**Material provided:**
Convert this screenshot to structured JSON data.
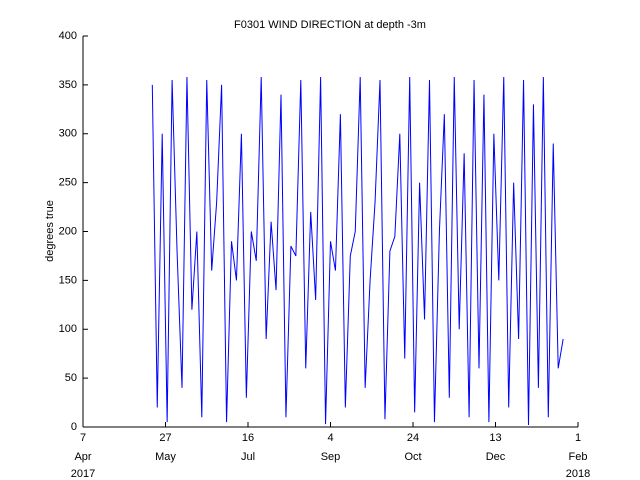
{
  "chart_data": {
    "type": "line",
    "title": "F0301 WIND DIRECTION at depth -3m",
    "y_label": "degrees true",
    "x": [
      "2017-05-19",
      "2017-05-22",
      "2017-05-25",
      "2017-05-28",
      "2017-05-31",
      "2017-06-03",
      "2017-06-06",
      "2017-06-09",
      "2017-06-12",
      "2017-06-15",
      "2017-06-18",
      "2017-06-21",
      "2017-06-24",
      "2017-06-27",
      "2017-06-30",
      "2017-07-03",
      "2017-07-06",
      "2017-07-09",
      "2017-07-12",
      "2017-07-15",
      "2017-07-18",
      "2017-07-21",
      "2017-07-24",
      "2017-07-27",
      "2017-07-30",
      "2017-08-02",
      "2017-08-05",
      "2017-08-08",
      "2017-08-11",
      "2017-08-14",
      "2017-08-17",
      "2017-08-20",
      "2017-08-23",
      "2017-08-26",
      "2017-08-29",
      "2017-09-01",
      "2017-09-04",
      "2017-09-07",
      "2017-09-10",
      "2017-09-13",
      "2017-09-16",
      "2017-09-19",
      "2017-09-22",
      "2017-09-25",
      "2017-09-28",
      "2017-10-01",
      "2017-10-04",
      "2017-10-07",
      "2017-10-10",
      "2017-10-13",
      "2017-10-16",
      "2017-10-19",
      "2017-10-22",
      "2017-10-25",
      "2017-10-28",
      "2017-10-31",
      "2017-11-03",
      "2017-11-06",
      "2017-11-09",
      "2017-11-12",
      "2017-11-15",
      "2017-11-18",
      "2017-11-21",
      "2017-11-24",
      "2017-11-27",
      "2017-11-30",
      "2017-12-03",
      "2017-12-06",
      "2017-12-09",
      "2017-12-12",
      "2017-12-15",
      "2017-12-18",
      "2017-12-21",
      "2017-12-24",
      "2017-12-27",
      "2017-12-30",
      "2018-01-02",
      "2018-01-05",
      "2018-01-08",
      "2018-01-11",
      "2018-01-14",
      "2018-01-17",
      "2018-01-20",
      "2018-01-23"
    ],
    "series": [
      {
        "color": "#0000ff",
        "values": [
          350,
          20,
          300,
          5,
          355,
          180,
          40,
          358,
          120,
          200,
          10,
          355,
          160,
          230,
          350,
          5,
          190,
          150,
          300,
          30,
          200,
          170,
          358,
          90,
          210,
          140,
          340,
          10,
          185,
          175,
          355,
          60,
          220,
          130,
          358,
          3,
          190,
          160,
          320,
          20,
          175,
          200,
          358,
          40,
          150,
          230,
          355,
          8,
          180,
          195,
          300,
          70,
          358,
          15,
          250,
          110,
          355,
          5,
          200,
          320,
          30,
          358,
          100,
          280,
          10,
          355,
          60,
          340,
          5,
          300,
          150,
          358,
          20,
          250,
          90,
          355,
          2,
          330,
          40,
          358,
          10,
          290,
          60,
          90
        ]
      }
    ],
    "xlim": [
      "2017-04-07",
      "2018-02-01"
    ],
    "xticks": [
      {
        "value": "2017-04-07",
        "label": "7",
        "month": "Apr"
      },
      {
        "value": "2017-05-27",
        "label": "27",
        "month": "May"
      },
      {
        "value": "2017-07-16",
        "label": "16",
        "month": "Jul"
      },
      {
        "value": "2017-09-04",
        "label": "4",
        "month": "Sep"
      },
      {
        "value": "2017-10-24",
        "label": "24",
        "month": "Oct"
      },
      {
        "value": "2017-12-13",
        "label": "13",
        "month": "Dec"
      },
      {
        "value": "2018-02-01",
        "label": "1",
        "month": "Feb"
      }
    ],
    "year_labels": [
      {
        "value": "2017-04-07",
        "label": "2017"
      },
      {
        "value": "2018-02-01",
        "label": "2018"
      }
    ],
    "ylim": [
      0,
      400
    ],
    "yticks": [
      0,
      50,
      100,
      150,
      200,
      250,
      300,
      350,
      400
    ]
  }
}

**Instructions to follow:**
Write out all the entries exactly, except for the pictures.

**Reply:**
Convert this screenshot to structured JSON data.
{
  "chart_data": {
    "type": "line",
    "title": "F0301 WIND DIRECTION at depth -3m",
    "y_label": "degrees true",
    "x": [
      "2017-05-19",
      "2017-05-22",
      "2017-05-25",
      "2017-05-28",
      "2017-05-31",
      "2017-06-03",
      "2017-06-06",
      "2017-06-09",
      "2017-06-12",
      "2017-06-15",
      "2017-06-18",
      "2017-06-21",
      "2017-06-24",
      "2017-06-27",
      "2017-06-30",
      "2017-07-03",
      "2017-07-06",
      "2017-07-09",
      "2017-07-12",
      "2017-07-15",
      "2017-07-18",
      "2017-07-21",
      "2017-07-24",
      "2017-07-27",
      "2017-07-30",
      "2017-08-02",
      "2017-08-05",
      "2017-08-08",
      "2017-08-11",
      "2017-08-14",
      "2017-08-17",
      "2017-08-20",
      "2017-08-23",
      "2017-08-26",
      "2017-08-29",
      "2017-09-01",
      "2017-09-04",
      "2017-09-07",
      "2017-09-10",
      "2017-09-13",
      "2017-09-16",
      "2017-09-19",
      "2017-09-22",
      "2017-09-25",
      "2017-09-28",
      "2017-10-01",
      "2017-10-04",
      "2017-10-07",
      "2017-10-10",
      "2017-10-13",
      "2017-10-16",
      "2017-10-19",
      "2017-10-22",
      "2017-10-25",
      "2017-10-28",
      "2017-10-31",
      "2017-11-03",
      "2017-11-06",
      "2017-11-09",
      "2017-11-12",
      "2017-11-15",
      "2017-11-18",
      "2017-11-21",
      "2017-11-24",
      "2017-11-27",
      "2017-11-30",
      "2017-12-03",
      "2017-12-06",
      "2017-12-09",
      "2017-12-12",
      "2017-12-15",
      "2017-12-18",
      "2017-12-21",
      "2017-12-24",
      "2017-12-27",
      "2017-12-30",
      "2018-01-02",
      "2018-01-05",
      "2018-01-08",
      "2018-01-11",
      "2018-01-14",
      "2018-01-17",
      "2018-01-20",
      "2018-01-23"
    ],
    "series": [
      {
        "color": "#0000ff",
        "values": [
          350,
          20,
          300,
          5,
          355,
          180,
          40,
          358,
          120,
          200,
          10,
          355,
          160,
          230,
          350,
          5,
          190,
          150,
          300,
          30,
          200,
          170,
          358,
          90,
          210,
          140,
          340,
          10,
          185,
          175,
          355,
          60,
          220,
          130,
          358,
          3,
          190,
          160,
          320,
          20,
          175,
          200,
          358,
          40,
          150,
          230,
          355,
          8,
          180,
          195,
          300,
          70,
          358,
          15,
          250,
          110,
          355,
          5,
          200,
          320,
          30,
          358,
          100,
          280,
          10,
          355,
          60,
          340,
          5,
          300,
          150,
          358,
          20,
          250,
          90,
          355,
          2,
          330,
          40,
          358,
          10,
          290,
          60,
          90
        ]
      }
    ],
    "xlim": [
      "2017-04-07",
      "2018-02-01"
    ],
    "xticks": [
      {
        "value": "2017-04-07",
        "label": "7",
        "month": "Apr"
      },
      {
        "value": "2017-05-27",
        "label": "27",
        "month": "May"
      },
      {
        "value": "2017-07-16",
        "label": "16",
        "month": "Jul"
      },
      {
        "value": "2017-09-04",
        "label": "4",
        "month": "Sep"
      },
      {
        "value": "2017-10-24",
        "label": "24",
        "month": "Oct"
      },
      {
        "value": "2017-12-13",
        "label": "13",
        "month": "Dec"
      },
      {
        "value": "2018-02-01",
        "label": "1",
        "month": "Feb"
      }
    ],
    "year_labels": [
      {
        "value": "2017-04-07",
        "label": "2017"
      },
      {
        "value": "2018-02-01",
        "label": "2018"
      }
    ],
    "ylim": [
      0,
      400
    ],
    "yticks": [
      0,
      50,
      100,
      150,
      200,
      250,
      300,
      350,
      400
    ]
  }
}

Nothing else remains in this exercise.